Dataset entries:
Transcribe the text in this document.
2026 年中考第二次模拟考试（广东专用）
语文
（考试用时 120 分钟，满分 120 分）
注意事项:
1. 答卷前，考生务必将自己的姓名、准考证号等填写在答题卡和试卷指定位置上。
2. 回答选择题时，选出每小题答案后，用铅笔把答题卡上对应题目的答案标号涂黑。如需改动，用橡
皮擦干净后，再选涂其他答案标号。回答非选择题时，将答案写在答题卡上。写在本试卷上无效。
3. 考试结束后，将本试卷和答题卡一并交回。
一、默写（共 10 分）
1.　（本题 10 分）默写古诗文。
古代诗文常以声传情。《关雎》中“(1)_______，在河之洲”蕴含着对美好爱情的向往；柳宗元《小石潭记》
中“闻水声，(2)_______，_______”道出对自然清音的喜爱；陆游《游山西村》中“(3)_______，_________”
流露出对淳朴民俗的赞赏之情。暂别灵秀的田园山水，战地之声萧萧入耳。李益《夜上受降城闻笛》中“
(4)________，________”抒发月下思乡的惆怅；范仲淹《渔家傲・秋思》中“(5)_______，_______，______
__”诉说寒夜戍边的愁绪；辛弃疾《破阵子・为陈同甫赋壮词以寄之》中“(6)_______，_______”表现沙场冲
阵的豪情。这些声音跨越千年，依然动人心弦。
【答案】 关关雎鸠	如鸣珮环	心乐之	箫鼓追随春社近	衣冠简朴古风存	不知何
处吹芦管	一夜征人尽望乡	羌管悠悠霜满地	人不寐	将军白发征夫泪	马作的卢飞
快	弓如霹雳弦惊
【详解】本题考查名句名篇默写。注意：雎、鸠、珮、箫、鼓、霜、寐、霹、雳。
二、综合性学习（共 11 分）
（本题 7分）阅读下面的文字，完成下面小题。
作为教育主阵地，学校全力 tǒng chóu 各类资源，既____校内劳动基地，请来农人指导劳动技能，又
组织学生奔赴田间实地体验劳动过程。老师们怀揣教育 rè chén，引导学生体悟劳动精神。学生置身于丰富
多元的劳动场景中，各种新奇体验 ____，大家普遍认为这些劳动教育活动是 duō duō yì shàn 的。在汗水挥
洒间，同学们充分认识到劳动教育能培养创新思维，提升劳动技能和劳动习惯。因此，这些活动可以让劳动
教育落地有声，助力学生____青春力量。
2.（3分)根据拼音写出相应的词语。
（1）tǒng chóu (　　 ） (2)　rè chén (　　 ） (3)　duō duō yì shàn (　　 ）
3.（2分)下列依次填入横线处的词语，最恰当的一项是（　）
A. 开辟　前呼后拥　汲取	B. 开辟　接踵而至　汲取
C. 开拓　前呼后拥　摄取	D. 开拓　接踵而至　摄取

▸ What the task asks: Output the full listing exactly as it stands.

▸ Answer for this exercise:
Transcribe the text in this document.
2026 年中考第二次模拟考试（广东专用）
语文
（考试用时 120 分钟，满分 120 分）
注意事项:
1. 答卷前，考生务必将自己的姓名、准考证号等填写在答题卡和试卷指定位置上。
2. 回答选择题时，选出每小题答案后，用铅笔把答题卡上对应题目的答案标号涂黑。如需改动，用橡
皮擦干净后，再选涂其他答案标号。回答非选择题时，将答案写在答题卡上。写在本试卷上无效。
3. 考试结束后，将本试卷和答题卡一并交回。
一、默写（共 10 分）
1.　（本题 10 分）默写古诗文。
古代诗文常以声传情。《关雎》中“(1)_______，在河之洲”蕴含着对美好爱情的向往；柳宗元《小石潭记》
中“闻水声，(2)_______，_______”道出对自然清音的喜爱；陆游《游山西村》中“(3)_______，_________”
流露出对淳朴民俗的赞赏之情。暂别灵秀的田园山水，战地之声萧萧入耳。李益《夜上受降城闻笛》中“
(4)________，________”抒发月下思乡的惆怅；范仲淹《渔家傲・秋思》中“(5)_______，_______，______
__”诉说寒夜戍边的愁绪；辛弃疾《破阵子・为陈同甫赋壮词以寄之》中“(6)_______，_______”表现沙场冲
阵的豪情。这些声音跨越千年，依然动人心弦。
【答案】 关关雎鸠	如鸣珮环	心乐之	箫鼓追随春社近	衣冠简朴古风存	不知何
处吹芦管	一夜征人尽望乡	羌管悠悠霜满地	人不寐	将军白发征夫泪	马作的卢飞
快	弓如霹雳弦惊
【详解】本题考查名句名篇默写。注意：雎、鸠、珮、箫、鼓、霜、寐、霹、雳。
二、综合性学习（共 11 分）
（本题 7分）阅读下面的文字，完成下面小题。
作为教育主阵地，学校全力 tǒng chóu 各类资源，既____校内劳动基地，请来农人指导劳动技能，又
组织学生奔赴田间实地体验劳动过程。老师们怀揣教育 rè chén，引导学生体悟劳动精神。学生置身于丰富
多元的劳动场景中，各种新奇体验 ____，大家普遍认为这些劳动教育活动是 duō duō yì shàn 的。在汗水挥
洒间，同学们充分认识到劳动教育能培养创新思维，提升劳动技能和劳动习惯。因此，这些活动可以让劳动
教育落地有声，助力学生____青春力量。
2.（3分)根据拼音写出相应的词语。
（1）tǒng chóu (　　 ） (2)　rè chén (　　 ） (3)　duō duō yì shàn (　　 ）
3.（2分)下列依次填入横线处的词语，最恰当的一项是（　）
A. 开辟　前呼后拥　汲取	B. 开辟　接踵而至　汲取
C. 开拓　前呼后拥　摄取	D. 开拓　接踵而至　摄取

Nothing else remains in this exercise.